* [PROBLEM DESCRIPTION] Word for word, print each line of the listing below; pictures stay out.

* [EXTRACTED MATERIAL]
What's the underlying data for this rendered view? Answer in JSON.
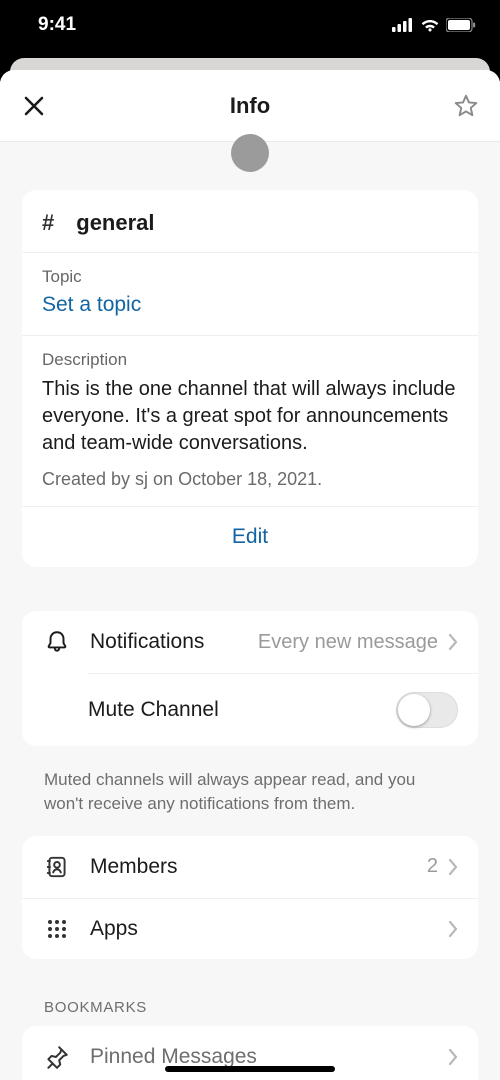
{
  "status": {
    "time": "9:41"
  },
  "header": {
    "title": "Info"
  },
  "channel": {
    "hash": "#",
    "name": "general",
    "topic_label": "Topic",
    "topic_placeholder": "Set a topic",
    "description_label": "Description",
    "description_text": "This is the one channel that will always include everyone. It's a great spot for announcements and team-wide conversations.",
    "created_text": "Created by sj on October 18, 2021.",
    "edit_label": "Edit"
  },
  "notifications": {
    "label": "Notifications",
    "value": "Every new message",
    "mute_label": "Mute Channel",
    "muted_help": "Muted channels will always appear read, and you won't receive any notifications from them."
  },
  "members": {
    "label": "Members",
    "count": "2"
  },
  "apps": {
    "label": "Apps"
  },
  "bookmarks": {
    "section": "BOOKMARKS",
    "pinned_label": "Pinned Messages"
  }
}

* [RESULT]
What's the underlying data for this rendered view? Answer in JSON.
{
  "status": {
    "time": "9:41"
  },
  "header": {
    "title": "Info"
  },
  "channel": {
    "hash": "#",
    "name": "general",
    "topic_label": "Topic",
    "topic_placeholder": "Set a topic",
    "description_label": "Description",
    "description_text": "This is the one channel that will always include everyone. It's a great spot for announcements and team-wide conversations.",
    "created_text": "Created by sj on October 18, 2021.",
    "edit_label": "Edit"
  },
  "notifications": {
    "label": "Notifications",
    "value": "Every new message",
    "mute_label": "Mute Channel",
    "muted_help": "Muted channels will always appear read, and you won't receive any notifications from them."
  },
  "members": {
    "label": "Members",
    "count": "2"
  },
  "apps": {
    "label": "Apps"
  },
  "bookmarks": {
    "section": "BOOKMARKS",
    "pinned_label": "Pinned Messages"
  }
}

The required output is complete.